Goal:
Copy out every line that contains "image".
## START Data supplied
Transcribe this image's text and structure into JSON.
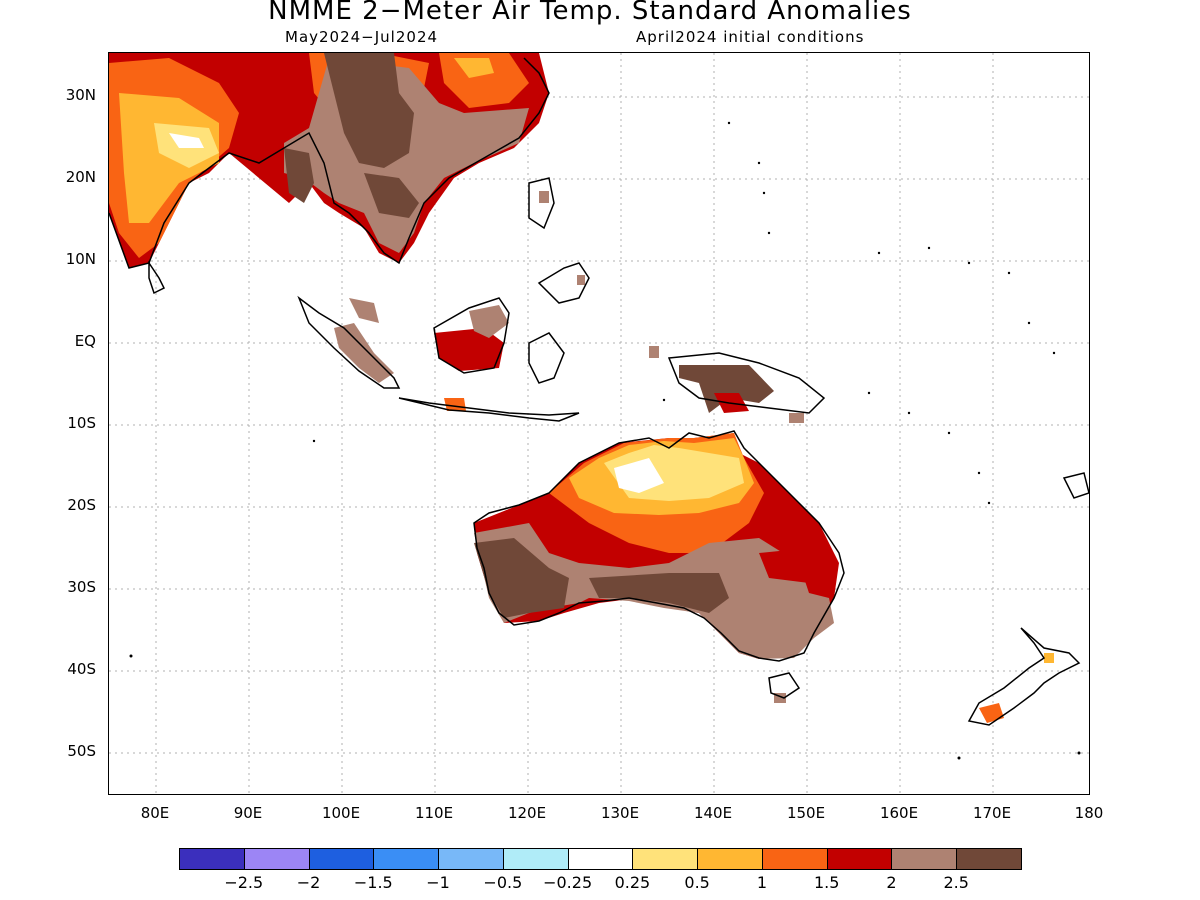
{
  "title": "NMME 2−Meter Air Temp. Standard Anomalies",
  "valid_period": "May2024−Jul2024",
  "initial_conditions": "April2024 initial conditions",
  "lat_labels": [
    "30N",
    "20N",
    "10N",
    "EQ",
    "10S",
    "20S",
    "30S",
    "40S",
    "50S"
  ],
  "lon_labels": [
    "80E",
    "90E",
    "100E",
    "110E",
    "120E",
    "130E",
    "140E",
    "150E",
    "160E",
    "170E",
    "180"
  ],
  "colorbar": {
    "colors": [
      "#3b2fbd",
      "#9c85f5",
      "#1e5fe0",
      "#3a8ef5",
      "#78b8f8",
      "#b0ecf8",
      "#ffffff",
      "#ffe27a",
      "#ffb732",
      "#f96414",
      "#c20000",
      "#ae8272",
      "#704838"
    ],
    "labels": [
      "−2.5",
      "−2",
      "−1.5",
      "−1",
      "−0.5",
      "−0.25",
      "0.25",
      "0.5",
      "1",
      "1.5",
      "2",
      "2.5"
    ]
  }
}
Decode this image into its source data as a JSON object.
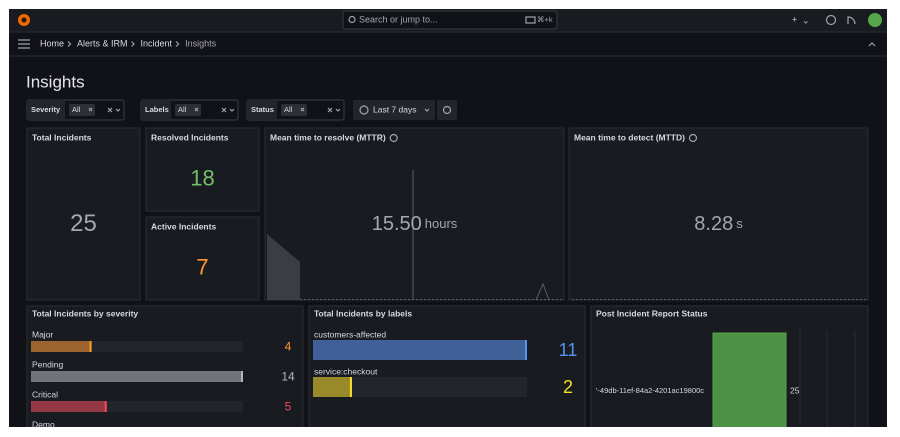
{
  "topbar": {
    "search": "Search or jump to...",
    "shortcut": "⌘+k"
  },
  "breadcrumbs": [
    "Home",
    "Alerts & IRM",
    "Incident",
    "Insights"
  ],
  "title": "Insights",
  "filters": [
    {
      "label": "Severity",
      "value": "All"
    },
    {
      "label": "Labels",
      "value": "All"
    },
    {
      "label": "Status",
      "value": "All"
    }
  ],
  "time_range": "Last 7 days",
  "stats": [
    {
      "title": "Total Incidents",
      "value": 25,
      "color": "#a6a7ae"
    },
    {
      "title": "Resolved Incidents",
      "value": 18,
      "color": "#73bf69"
    },
    {
      "title": "Active Incidents",
      "value": 7,
      "color": "#ff9830"
    },
    {
      "title": "Mean time to resolve (MTTR)",
      "value": "15.50",
      "unit": "hours",
      "color": "#a6a7ae"
    },
    {
      "title": "Mean time to detect (MTTD)",
      "value": "8.28",
      "unit": "s",
      "color": "#a6a7ae"
    }
  ],
  "severity_panel": {
    "title": "Total Incidents by severity",
    "rows": [
      {
        "label": "Major",
        "value": 4,
        "color": "#ff9830"
      },
      {
        "label": "Pending",
        "value": 14,
        "color": "#b4b5ba"
      },
      {
        "label": "Critical",
        "value": 5,
        "color": "#f2495c"
      },
      {
        "label": "Demo"
      }
    ]
  },
  "labels_panel": {
    "title": "Total Incidents by labels",
    "rows": [
      {
        "label": "customers-affected",
        "value": 11,
        "color": "#5794f2"
      },
      {
        "label": "service:checkout",
        "value": 2,
        "color": "#fade2a"
      }
    ]
  },
  "pir_panel": {
    "title": "Post Incident Report Status",
    "bars": [
      {
        "label": "'-49db-11ef-84a2-4201ac19800c",
        "value": 25,
        "color": "#56a64b"
      }
    ]
  }
}
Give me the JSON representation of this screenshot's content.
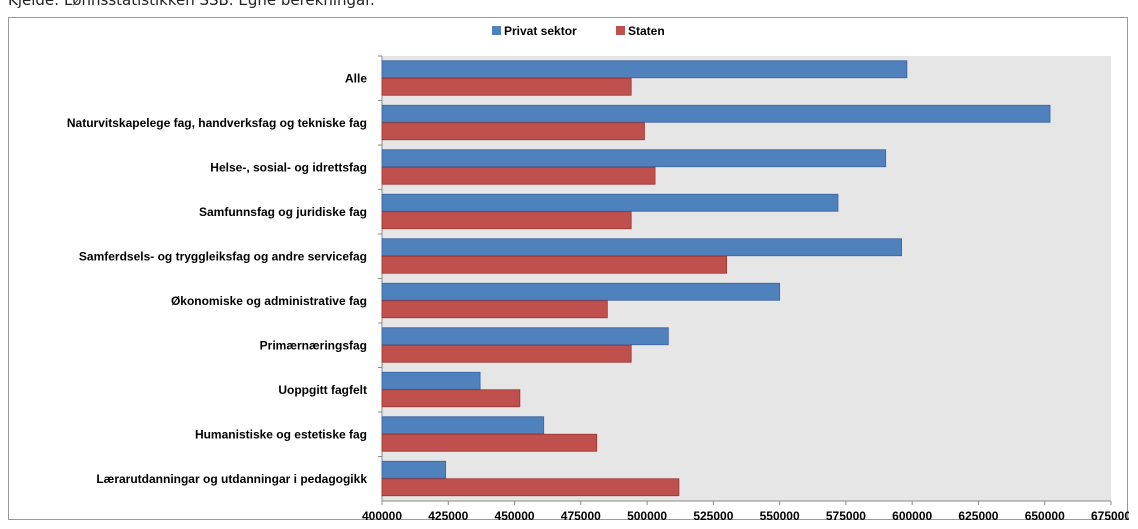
{
  "caption": "Kjelde: Lønnsstatistikken SSB. Egne berekningar.",
  "chart_data": {
    "type": "bar",
    "orientation": "horizontal",
    "categories": [
      "Alle",
      "Naturvitskapelege fag, handverksfag og tekniske fag",
      "Helse-, sosial- og idrettsfag",
      "Samfunnsfag og juridiske fag",
      "Samferdsels- og tryggleiksfag og andre servicefag",
      "Økonomiske og administrative fag",
      "Primærnæringsfag",
      "Uoppgitt fagfelt",
      "Humanistiske og estetiske fag",
      "Lærarutdanningar og utdanningar i pedagogikk"
    ],
    "series": [
      {
        "name": "Privat sektor",
        "color": "#4F81BD",
        "values": [
          598000,
          652000,
          590000,
          572000,
          596000,
          550000,
          508000,
          437000,
          461000,
          424000
        ]
      },
      {
        "name": "Staten",
        "color": "#C0504D",
        "values": [
          494000,
          499000,
          503000,
          494000,
          530000,
          485000,
          494000,
          452000,
          481000,
          512000
        ]
      }
    ],
    "xlim": [
      400000,
      675000
    ],
    "xticks": [
      "400000",
      "425000",
      "450000",
      "475000",
      "500000",
      "525000",
      "550000",
      "575000",
      "600000",
      "625000",
      "650000",
      "675000"
    ],
    "legend_position": "top",
    "plot_background": "#E6E6E6"
  }
}
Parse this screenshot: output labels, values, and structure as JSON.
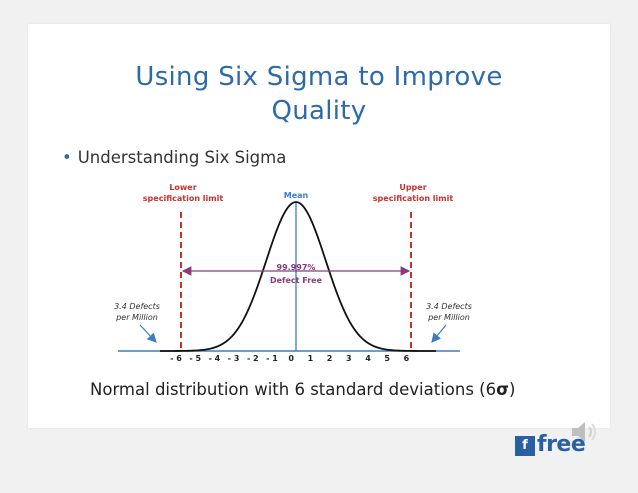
{
  "slide": {
    "title_line1": "Using Six Sigma to Improve",
    "title_line2": "Quality",
    "bullet": "Understanding Six Sigma",
    "caption_prefix": "Normal distribution with 6 standard deviations (6",
    "caption_symbol": "σ",
    "caption_suffix": ")"
  },
  "diagram": {
    "lower_spec_line1": "Lower",
    "lower_spec_line2": "specification limit",
    "upper_spec_line1": "Upper",
    "upper_spec_line2": "specification limit",
    "mean_label": "Mean",
    "defect_free_pct": "99.997%",
    "defect_free_label": "Defect Free",
    "left_defects_line1": "3.4 Defects",
    "left_defects_line2": "per Million",
    "right_defects_line1": "3.4 Defects",
    "right_defects_line2": "per Million",
    "axis_ticks": [
      "- 6",
      "- 5",
      "- 4",
      "- 3",
      "- 2",
      "- 1",
      "0",
      "1",
      "2",
      "3",
      "4",
      "5",
      "6"
    ]
  },
  "logo": {
    "text": "free",
    "box_glyph": "f"
  },
  "colors": {
    "title": "#2e6aa8",
    "annotation_red": "#c8302b",
    "axis_blue": "#3b7cc4",
    "arrow_purple": "#8a3a7a"
  }
}
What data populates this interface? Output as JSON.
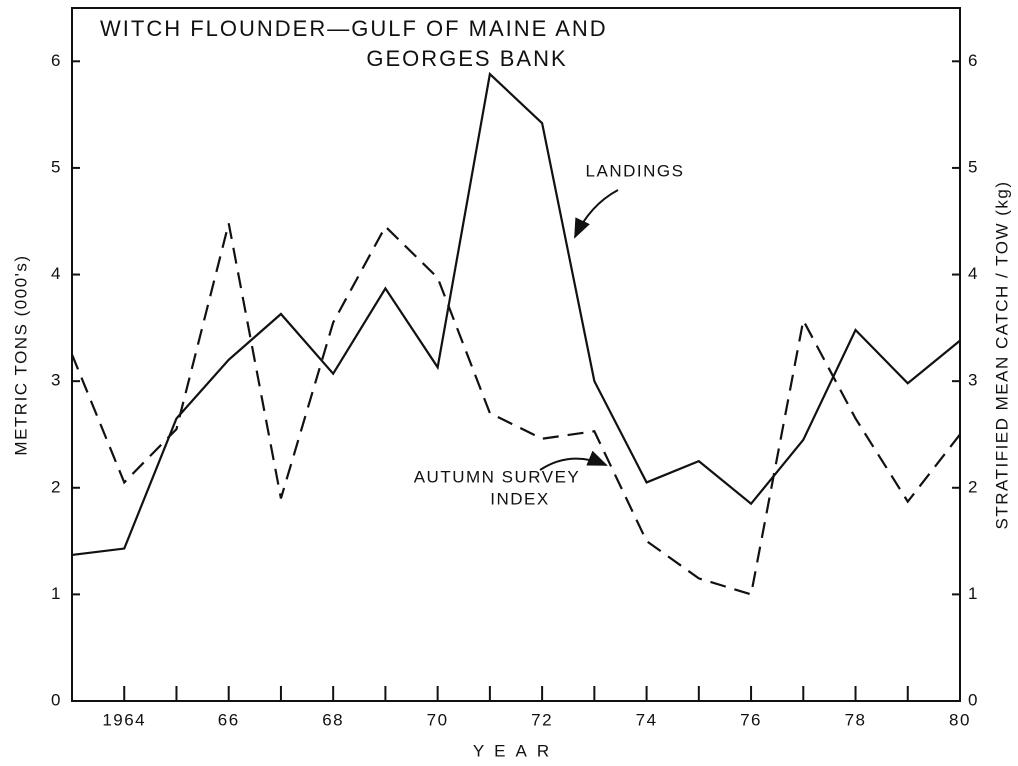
{
  "chart_data": {
    "type": "line",
    "title": [
      "WITCH FLOUNDER—GULF OF MAINE AND",
      "GEORGES BANK"
    ],
    "x_label": "YEAR",
    "y_label": "METRIC TONS (000's)",
    "y2_label": "STRATIFIED MEAN CATCH / TOW (kg)",
    "x": [
      1963,
      1964,
      1965,
      1966,
      1967,
      1968,
      1969,
      1970,
      1971,
      1972,
      1973,
      1974,
      1975,
      1976,
      1977,
      1978,
      1979,
      1980
    ],
    "series": [
      {
        "name": "LANDINGS",
        "color": "#111111",
        "dash": "solid",
        "values": [
          1.37,
          1.43,
          2.65,
          3.2,
          3.63,
          3.07,
          3.87,
          3.13,
          5.88,
          5.42,
          3.0,
          2.05,
          2.25,
          1.85,
          2.45,
          3.48,
          2.98,
          3.38
        ]
      },
      {
        "name": "AUTUMN SURVEY INDEX",
        "color": "#111111",
        "dash": "dashed",
        "axis": "y2",
        "values": [
          3.25,
          2.05,
          2.55,
          4.48,
          1.9,
          3.55,
          4.45,
          3.97,
          2.7,
          2.46,
          2.53,
          1.5,
          1.15,
          1.0,
          3.57,
          2.65,
          1.87,
          2.5
        ]
      }
    ],
    "annotations": [
      [
        "LANDINGS"
      ],
      [
        "AUTUMN SURVEY",
        "INDEX"
      ]
    ],
    "xlim": [
      1963,
      1980
    ],
    "xticks": [
      1964,
      {
        "value": 1966,
        "label": "66"
      },
      {
        "value": 1968,
        "label": "68"
      },
      {
        "value": 1970,
        "label": "70"
      },
      {
        "value": 1972,
        "label": "72"
      },
      {
        "value": 1974,
        "label": "74"
      },
      {
        "value": 1976,
        "label": "76"
      },
      {
        "value": 1978,
        "label": "78"
      },
      {
        "value": 1980,
        "label": "80"
      }
    ],
    "xminor_ticks": [
      1965,
      1967,
      1969,
      1971,
      1973,
      1975,
      1977,
      1979
    ],
    "ylim": [
      0,
      6.5
    ],
    "yticks": [
      0,
      1,
      2,
      3,
      4,
      5,
      6
    ],
    "y2lim": [
      0,
      6.5
    ],
    "y2ticks": [
      0,
      1,
      2,
      3,
      4,
      5,
      6
    ],
    "grid": false
  }
}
## END Data supplied
Result below:
Transcribe this image's text and structure into JSON.
Decode this image into its source data as a JSON object.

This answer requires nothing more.